» Problem: Look for the string "JSON" in the lines and copy each line that has it.

### Dataset extract

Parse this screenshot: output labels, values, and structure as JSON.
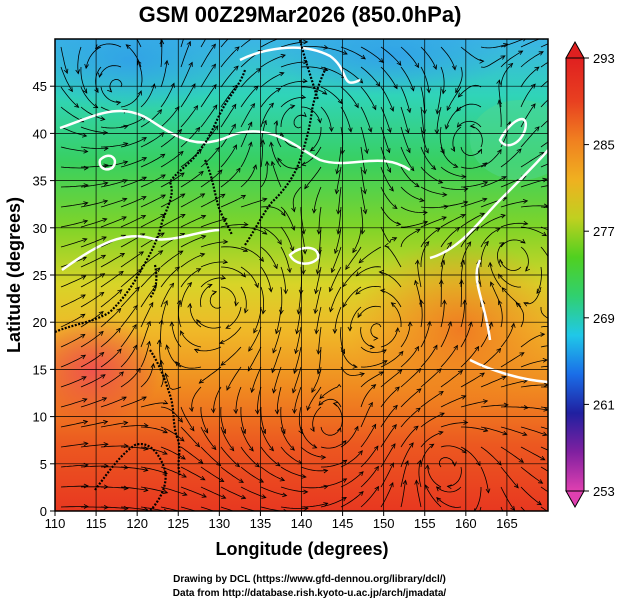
{
  "chart_data": {
    "type": "heatmap",
    "title": "GSM 00Z29Mar2026 (850.0hPa)",
    "xlabel": "Longitude (degrees)",
    "ylabel": "Latitude  (degrees)",
    "xlim": [
      110,
      170
    ],
    "ylim": [
      0,
      50
    ],
    "x_ticks": [
      110,
      115,
      120,
      125,
      130,
      135,
      140,
      145,
      150,
      155,
      160,
      165
    ],
    "y_ticks": [
      0,
      5,
      10,
      15,
      20,
      25,
      30,
      35,
      40,
      45
    ],
    "grid": true,
    "field": "temperature (K)",
    "overlays": [
      "streamlines",
      "white contours",
      "coastlines"
    ],
    "colorbar": {
      "min": 253,
      "max": 293,
      "tick_labels": [
        "293",
        "285",
        "277",
        "269",
        "261",
        "253"
      ],
      "colors": [
        "#e040b0",
        "#8020a0",
        "#2020a0",
        "#1a6ee8",
        "#20c8e8",
        "#30d070",
        "#50d020",
        "#c0d020",
        "#f0b020",
        "#f08020",
        "#e84020",
        "#e02020"
      ]
    }
  },
  "footer": {
    "line1": "Drawing by DCL (https://www.gfd-dennou.org/library/dcl/)",
    "line2": "Data from http://database.rish.kyoto-u.ac.jp/arch/jmadata/"
  }
}
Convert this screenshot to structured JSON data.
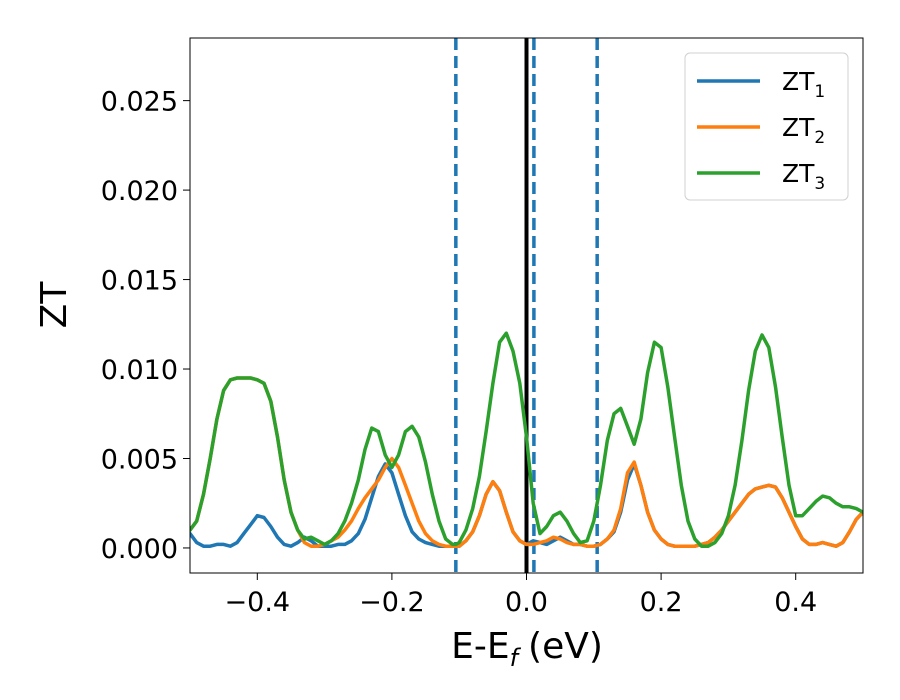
{
  "chart_data": {
    "type": "line",
    "xlabel_main": "E-E",
    "xlabel_sub": "f",
    "xlabel_unit": "(eV)",
    "ylabel": "ZT",
    "xlim": [
      -0.5,
      0.5
    ],
    "ylim": [
      -0.0014,
      0.0285
    ],
    "xticks": [
      -0.4,
      -0.2,
      0.0,
      0.2,
      0.4
    ],
    "xtick_labels": [
      "−0.4",
      "−0.2",
      "0.0",
      "0.2",
      "0.4"
    ],
    "yticks": [
      0.0,
      0.005,
      0.01,
      0.015,
      0.02,
      0.025
    ],
    "ytick_labels": [
      "0.000",
      "0.005",
      "0.010",
      "0.015",
      "0.020",
      "0.025"
    ],
    "grid": false,
    "legend_position": "top-right",
    "vlines": [
      {
        "x": -0.105,
        "style": "dashed",
        "color": "#1f77b4"
      },
      {
        "x": 0.0,
        "style": "solid",
        "color": "#000000"
      },
      {
        "x": 0.011,
        "style": "dashed",
        "color": "#1f77b4"
      },
      {
        "x": 0.105,
        "style": "dashed",
        "color": "#1f77b4"
      }
    ],
    "series": [
      {
        "name": "ZT",
        "sub": "1",
        "color": "#1f77b4",
        "x": [
          -0.5,
          -0.49,
          -0.48,
          -0.47,
          -0.46,
          -0.45,
          -0.44,
          -0.43,
          -0.42,
          -0.41,
          -0.4,
          -0.39,
          -0.38,
          -0.37,
          -0.36,
          -0.35,
          -0.34,
          -0.33,
          -0.32,
          -0.31,
          -0.3,
          -0.29,
          -0.28,
          -0.27,
          -0.26,
          -0.25,
          -0.24,
          -0.23,
          -0.22,
          -0.21,
          -0.2,
          -0.19,
          -0.18,
          -0.17,
          -0.16,
          -0.15,
          -0.14,
          -0.13,
          -0.12,
          -0.11,
          -0.105,
          -0.1,
          -0.09,
          -0.08,
          -0.07,
          -0.06,
          -0.05,
          -0.04,
          -0.03,
          -0.02,
          -0.01,
          0.0,
          0.01,
          0.02,
          0.03,
          0.04,
          0.05,
          0.06,
          0.07,
          0.08,
          0.09,
          0.1,
          0.11,
          0.12,
          0.13,
          0.14,
          0.15,
          0.16,
          0.17,
          0.18,
          0.19,
          0.2,
          0.21,
          0.22,
          0.23,
          0.24,
          0.25,
          0.26,
          0.27,
          0.28,
          0.29,
          0.3,
          0.31,
          0.32,
          0.33,
          0.34,
          0.35,
          0.36,
          0.37,
          0.38,
          0.39,
          0.4,
          0.41,
          0.42,
          0.43,
          0.44,
          0.45,
          0.46,
          0.47,
          0.48,
          0.49,
          0.5
        ],
        "y": [
          0.0008,
          0.0003,
          0.0001,
          0.0001,
          0.0002,
          0.0002,
          0.0001,
          0.0003,
          0.0008,
          0.0013,
          0.0018,
          0.0017,
          0.0012,
          0.0006,
          0.0002,
          0.0001,
          0.0003,
          0.0006,
          0.0004,
          0.0001,
          0.0001,
          0.0001,
          0.0002,
          0.0002,
          0.0004,
          0.0008,
          0.0016,
          0.0028,
          0.004,
          0.0047,
          0.0042,
          0.003,
          0.0018,
          0.0009,
          0.0005,
          0.0003,
          0.0002,
          0.0001,
          0.0001,
          0.0001,
          0.0001,
          0.0001,
          0.0004,
          0.0009,
          0.0018,
          0.003,
          0.0037,
          0.0032,
          0.002,
          0.0009,
          0.0004,
          0.0002,
          0.0004,
          0.0003,
          0.0002,
          0.0004,
          0.0006,
          0.0004,
          0.0002,
          0.0002,
          0.0001,
          0.0001,
          0.0002,
          0.0005,
          0.0009,
          0.002,
          0.0038,
          0.0047,
          0.0035,
          0.002,
          0.001,
          0.0005,
          0.0002,
          0.0001,
          0.0001,
          0.0001,
          0.0001,
          0.0002,
          0.0003,
          0.0006,
          0.001,
          0.0015,
          0.002,
          0.0025,
          0.003,
          0.0033,
          0.0034,
          0.0035,
          0.0034,
          0.0028,
          0.002,
          0.0012,
          0.0005,
          0.0002,
          0.0002,
          0.0003,
          0.0002,
          0.0001,
          0.0003,
          0.0009,
          0.0016,
          0.002
        ]
      },
      {
        "name": "ZT",
        "sub": "2",
        "color": "#ff7f0e",
        "x": [
          -0.5,
          -0.49,
          -0.48,
          -0.47,
          -0.46,
          -0.45,
          -0.44,
          -0.43,
          -0.42,
          -0.41,
          -0.4,
          -0.39,
          -0.38,
          -0.37,
          -0.36,
          -0.35,
          -0.34,
          -0.33,
          -0.32,
          -0.31,
          -0.3,
          -0.29,
          -0.28,
          -0.27,
          -0.26,
          -0.25,
          -0.24,
          -0.23,
          -0.22,
          -0.21,
          -0.2,
          -0.19,
          -0.18,
          -0.17,
          -0.16,
          -0.15,
          -0.14,
          -0.13,
          -0.12,
          -0.11,
          -0.105,
          -0.1,
          -0.09,
          -0.08,
          -0.07,
          -0.06,
          -0.05,
          -0.04,
          -0.03,
          -0.02,
          -0.01,
          0.0,
          0.01,
          0.02,
          0.03,
          0.04,
          0.05,
          0.06,
          0.07,
          0.08,
          0.09,
          0.1,
          0.11,
          0.12,
          0.13,
          0.14,
          0.15,
          0.16,
          0.17,
          0.18,
          0.19,
          0.2,
          0.21,
          0.22,
          0.23,
          0.24,
          0.25,
          0.26,
          0.27,
          0.28,
          0.29,
          0.3,
          0.31,
          0.32,
          0.33,
          0.34,
          0.35,
          0.36,
          0.37,
          0.38,
          0.39,
          0.4,
          0.41,
          0.42,
          0.43,
          0.44,
          0.45,
          0.46,
          0.47,
          0.48,
          0.49,
          0.5
        ],
        "y": [
          0.001,
          0.0015,
          0.003,
          0.005,
          0.0072,
          0.0088,
          0.0094,
          0.0095,
          0.0095,
          0.0095,
          0.0094,
          0.0092,
          0.0082,
          0.0062,
          0.0038,
          0.002,
          0.001,
          0.0003,
          0.0001,
          0.0001,
          0.0002,
          0.0004,
          0.0006,
          0.001,
          0.0015,
          0.0022,
          0.0028,
          0.0033,
          0.0038,
          0.0045,
          0.005,
          0.0045,
          0.0035,
          0.0025,
          0.0015,
          0.0008,
          0.0004,
          0.0002,
          0.0001,
          0.0001,
          0.0001,
          0.0001,
          0.0004,
          0.0009,
          0.0018,
          0.003,
          0.0037,
          0.0032,
          0.002,
          0.0009,
          0.0004,
          0.0002,
          0.0002,
          0.0003,
          0.0004,
          0.0006,
          0.0005,
          0.0003,
          0.0002,
          0.0002,
          0.0001,
          0.0001,
          0.0002,
          0.0005,
          0.001,
          0.0022,
          0.0042,
          0.0048,
          0.0035,
          0.002,
          0.001,
          0.0005,
          0.0002,
          0.0001,
          0.0001,
          0.0001,
          0.0001,
          0.0002,
          0.0003,
          0.0006,
          0.001,
          0.0015,
          0.002,
          0.0025,
          0.003,
          0.0033,
          0.0034,
          0.0035,
          0.0034,
          0.0028,
          0.002,
          0.0012,
          0.0005,
          0.0002,
          0.0002,
          0.0003,
          0.0002,
          0.0001,
          0.0003,
          0.0009,
          0.0016,
          0.002
        ]
      },
      {
        "name": "ZT",
        "sub": "3",
        "color": "#2ca02c",
        "x": [
          -0.5,
          -0.49,
          -0.48,
          -0.47,
          -0.46,
          -0.45,
          -0.44,
          -0.43,
          -0.42,
          -0.41,
          -0.4,
          -0.39,
          -0.38,
          -0.37,
          -0.36,
          -0.35,
          -0.34,
          -0.33,
          -0.32,
          -0.31,
          -0.3,
          -0.29,
          -0.28,
          -0.27,
          -0.26,
          -0.25,
          -0.24,
          -0.23,
          -0.22,
          -0.21,
          -0.2,
          -0.19,
          -0.18,
          -0.17,
          -0.16,
          -0.15,
          -0.14,
          -0.13,
          -0.12,
          -0.11,
          -0.105,
          -0.1,
          -0.09,
          -0.08,
          -0.07,
          -0.06,
          -0.05,
          -0.04,
          -0.03,
          -0.02,
          -0.01,
          0.0,
          0.01,
          0.02,
          0.03,
          0.04,
          0.05,
          0.06,
          0.07,
          0.08,
          0.09,
          0.1,
          0.11,
          0.12,
          0.13,
          0.14,
          0.15,
          0.16,
          0.17,
          0.18,
          0.19,
          0.2,
          0.21,
          0.22,
          0.23,
          0.24,
          0.25,
          0.26,
          0.27,
          0.28,
          0.29,
          0.3,
          0.31,
          0.32,
          0.33,
          0.34,
          0.35,
          0.36,
          0.37,
          0.38,
          0.39,
          0.4,
          0.41,
          0.42,
          0.43,
          0.44,
          0.45,
          0.46,
          0.47,
          0.48,
          0.49,
          0.5
        ],
        "y": [
          0.001,
          0.0015,
          0.003,
          0.005,
          0.0072,
          0.0088,
          0.0094,
          0.0095,
          0.0095,
          0.0095,
          0.0094,
          0.0092,
          0.0082,
          0.0062,
          0.0038,
          0.002,
          0.001,
          0.0005,
          0.0006,
          0.0004,
          0.0002,
          0.0004,
          0.0008,
          0.0015,
          0.0025,
          0.0038,
          0.0055,
          0.0067,
          0.0065,
          0.0052,
          0.0045,
          0.0052,
          0.0065,
          0.0068,
          0.0062,
          0.0048,
          0.003,
          0.0015,
          0.0005,
          0.0002,
          0.0002,
          0.0003,
          0.001,
          0.0022,
          0.004,
          0.0065,
          0.0092,
          0.0115,
          0.012,
          0.011,
          0.0092,
          0.0062,
          0.0025,
          0.0008,
          0.0012,
          0.0018,
          0.002,
          0.0015,
          0.0008,
          0.0003,
          0.0004,
          0.0015,
          0.0035,
          0.006,
          0.0075,
          0.0078,
          0.0068,
          0.0058,
          0.0072,
          0.0098,
          0.0115,
          0.0112,
          0.009,
          0.0062,
          0.0035,
          0.0015,
          0.0005,
          0.0001,
          0.0001,
          0.0003,
          0.0008,
          0.0018,
          0.0035,
          0.006,
          0.0088,
          0.011,
          0.0119,
          0.0112,
          0.009,
          0.0062,
          0.0035,
          0.0018,
          0.0018,
          0.0022,
          0.0026,
          0.0029,
          0.0028,
          0.0025,
          0.0023,
          0.0023,
          0.0022,
          0.002
        ]
      }
    ]
  }
}
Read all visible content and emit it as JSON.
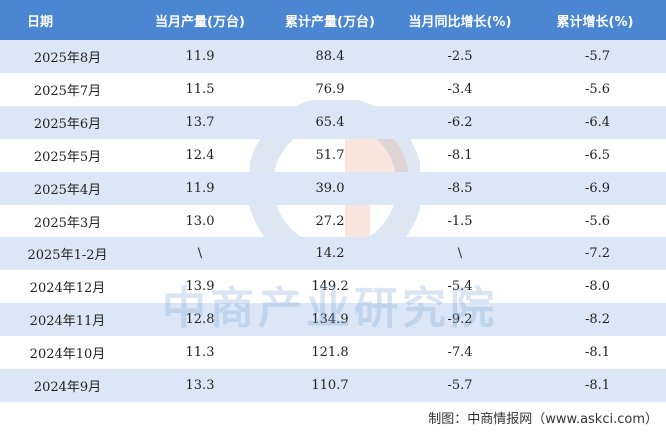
{
  "table": {
    "header": [
      "日期",
      "当月产量(万台)",
      "累计产量(万台)",
      "当月同比增长(%)",
      "累计增长(%)"
    ],
    "rows": [
      [
        "2025年8月",
        "11.9",
        "88.4",
        "-2.5",
        "-5.7"
      ],
      [
        "2025年7月",
        "11.5",
        "76.9",
        "-3.4",
        "-5.6"
      ],
      [
        "2025年6月",
        "13.7",
        "65.4",
        "-6.2",
        "-6.4"
      ],
      [
        "2025年5月",
        "12.4",
        "51.7",
        "-8.1",
        "-6.5"
      ],
      [
        "2025年4月",
        "11.9",
        "39.0",
        "-8.5",
        "-6.9"
      ],
      [
        "2025年3月",
        "13.0",
        "27.2",
        "-1.5",
        "-5.6"
      ],
      [
        "2025年1-2月",
        "\\",
        "14.2",
        "\\",
        "-7.2"
      ],
      [
        "2024年12月",
        "13.9",
        "149.2",
        "-5.4",
        "-8.0"
      ],
      [
        "2024年11月",
        "12.8",
        "134.9",
        "-9.2",
        "-8.2"
      ],
      [
        "2024年10月",
        "11.3",
        "121.8",
        "-7.4",
        "-8.1"
      ],
      [
        "2024年9月",
        "13.3",
        "110.7",
        "-5.7",
        "-8.1"
      ]
    ]
  },
  "watermark": "中商产业研究院",
  "source": "制图：中商情报网（www.askci.com）"
}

######

» Task solution:
Parse this screenshot: output labels, values, and structure as JSON.
Convert this screenshot to structured JSON data.
Read all visible content and emit it as JSON.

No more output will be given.